EXERCISE
Output the material below unchanged, apart from leaving out the pictures.

◇ ◇ ◇ ◇ ◇

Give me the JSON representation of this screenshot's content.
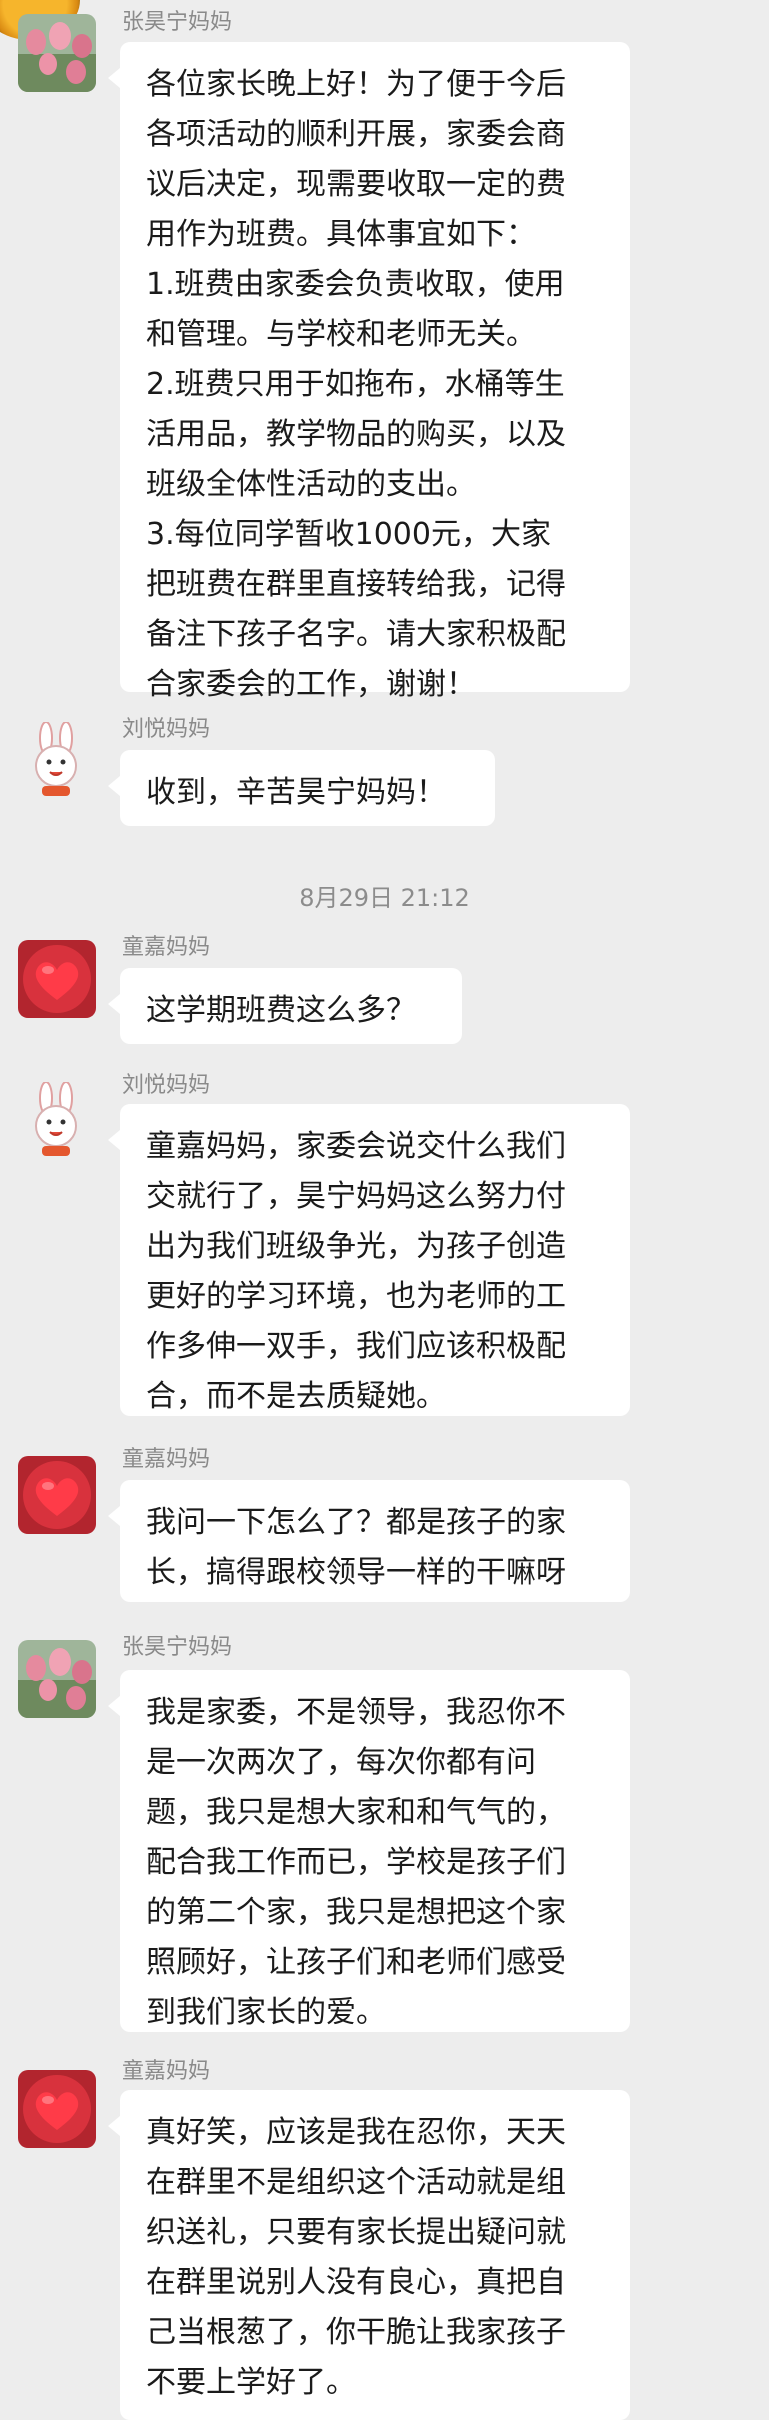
{
  "messages": [
    {
      "sender": "张昊宁妈妈",
      "avatar": "tulip-avatar",
      "lines": [
        "各位家长晚上好！为了便于今后",
        "各项活动的顺利开展，家委会商",
        "议后决定，现需要收取一定的费",
        "用作为班费。具体事宜如下：",
        "1.班费由家委会负责收取，使用",
        "和管理。与学校和老师无关。",
        "2.班费只用于如拖布，水桶等生",
        "活用品，教学物品的购买，以及",
        "班级全体性活动的支出。",
        "3.每位同学暂收1000元，大家",
        "把班费在群里直接转给我，记得",
        "备注下孩子名字。请大家积极配",
        "合家委会的工作，谢谢！"
      ]
    },
    {
      "sender": "刘悦妈妈",
      "avatar": "rabbit-avatar",
      "lines": [
        "收到，辛苦昊宁妈妈！"
      ]
    },
    {
      "sender": "童嘉妈妈",
      "avatar": "heart-avatar",
      "lines": [
        "这学期班费这么多？"
      ]
    },
    {
      "sender": "刘悦妈妈",
      "avatar": "rabbit-avatar",
      "lines": [
        "童嘉妈妈，家委会说交什么我们",
        "交就行了，昊宁妈妈这么努力付",
        "出为我们班级争光，为孩子创造",
        "更好的学习环境，也为老师的工",
        "作多伸一双手，我们应该积极配",
        "合，而不是去质疑她。"
      ]
    },
    {
      "sender": "童嘉妈妈",
      "avatar": "heart-avatar",
      "lines": [
        "我问一下怎么了？都是孩子的家",
        "长，搞得跟校领导一样的干嘛呀"
      ]
    },
    {
      "sender": "张昊宁妈妈",
      "avatar": "tulip-avatar",
      "lines": [
        "我是家委，不是领导，我忍你不",
        "是一次两次了，每次你都有问",
        "题，我只是想大家和和气气的，",
        "配合我工作而已，学校是孩子们",
        "的第二个家，我只是想把这个家",
        "照顾好，让孩子们和老师们感受",
        "到我们家长的爱。"
      ]
    },
    {
      "sender": "童嘉妈妈",
      "avatar": "heart-avatar",
      "lines": [
        "真好笑，应该是我在忍你，天天",
        "在群里不是组织这个活动就是组",
        "织送礼，只要有家长提出疑问就",
        "在群里说别人没有良心，真把自",
        "己当根葱了，你干脆让我家孩子",
        "不要上学好了。"
      ]
    }
  ],
  "timestamp": "8月29日 21:12",
  "colors": {
    "background": "#ededed",
    "bubble": "#ffffff",
    "name": "#8a8a8a"
  }
}
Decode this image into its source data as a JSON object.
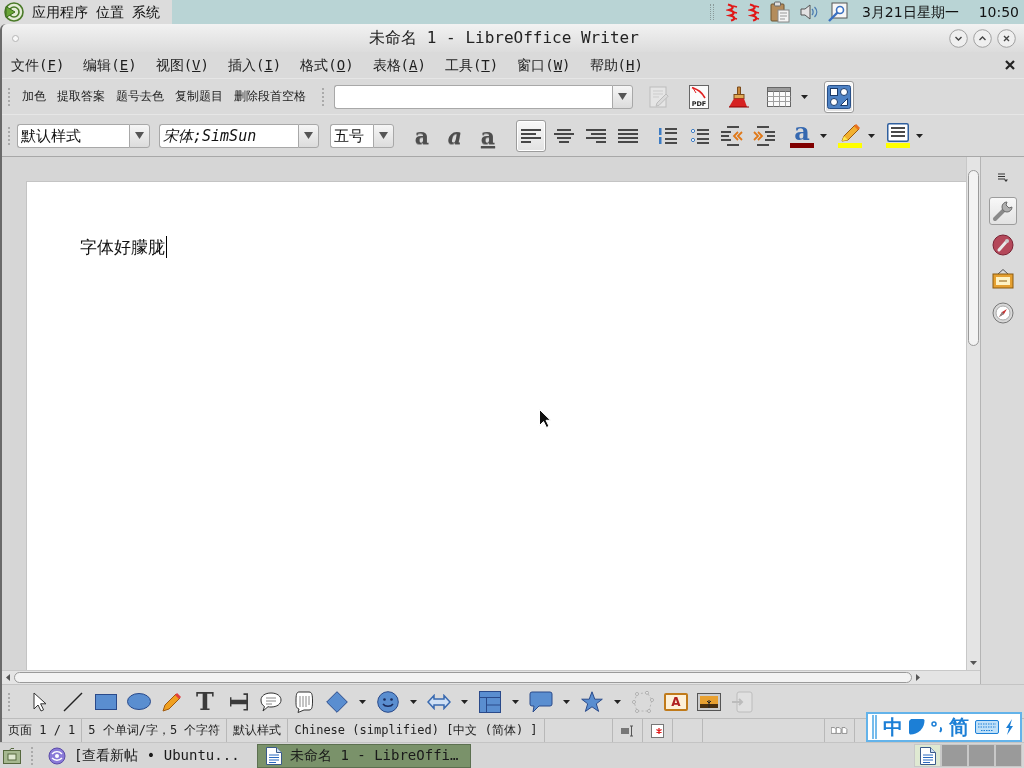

◇ ◇ ◇ ◇ ◇

EXERCISE SOLUTION
Give me the JSON representation of this screenshot's content.
{
  "messages": [
    {
      "sender": "张昊宁妈妈",
      "avatar": "tulip-avatar",
      "lines": [
        "各位家长晚上好！为了便于今后",
        "各项活动的顺利开展，家委会商",
        "议后决定，现需要收取一定的费",
        "用作为班费。具体事宜如下：",
        "1.班费由家委会负责收取，使用",
        "和管理。与学校和老师无关。",
        "2.班费只用于如拖布，水桶等生",
        "活用品，教学物品的购买，以及",
        "班级全体性活动的支出。",
        "3.每位同学暂收1000元，大家",
        "把班费在群里直接转给我，记得",
        "备注下孩子名字。请大家积极配",
        "合家委会的工作，谢谢！"
      ]
    },
    {
      "sender": "刘悦妈妈",
      "avatar": "rabbit-avatar",
      "lines": [
        "收到，辛苦昊宁妈妈！"
      ]
    },
    {
      "sender": "童嘉妈妈",
      "avatar": "heart-avatar",
      "lines": [
        "这学期班费这么多？"
      ]
    },
    {
      "sender": "刘悦妈妈",
      "avatar": "rabbit-avatar",
      "lines": [
        "童嘉妈妈，家委会说交什么我们",
        "交就行了，昊宁妈妈这么努力付",
        "出为我们班级争光，为孩子创造",
        "更好的学习环境，也为老师的工",
        "作多伸一双手，我们应该积极配",
        "合，而不是去质疑她。"
      ]
    },
    {
      "sender": "童嘉妈妈",
      "avatar": "heart-avatar",
      "lines": [
        "我问一下怎么了？都是孩子的家",
        "长，搞得跟校领导一样的干嘛呀"
      ]
    },
    {
      "sender": "张昊宁妈妈",
      "avatar": "tulip-avatar",
      "lines": [
        "我是家委，不是领导，我忍你不",
        "是一次两次了，每次你都有问",
        "题，我只是想大家和和气气的，",
        "配合我工作而已，学校是孩子们",
        "的第二个家，我只是想把这个家",
        "照顾好，让孩子们和老师们感受",
        "到我们家长的爱。"
      ]
    },
    {
      "sender": "童嘉妈妈",
      "avatar": "heart-avatar",
      "lines": [
        "真好笑，应该是我在忍你，天天",
        "在群里不是组织这个活动就是组",
        "织送礼，只要有家长提出疑问就",
        "在群里说别人没有良心，真把自",
        "己当根葱了，你干脆让我家孩子",
        "不要上学好了。"
      ]
    }
  ],
  "timestamp": "8月29日 21:12",
  "colors": {
    "background": "#ededed",
    "bubble": "#ffffff",
    "name": "#8a8a8a"
  }
}
Decode this image into its source data as a JSON object.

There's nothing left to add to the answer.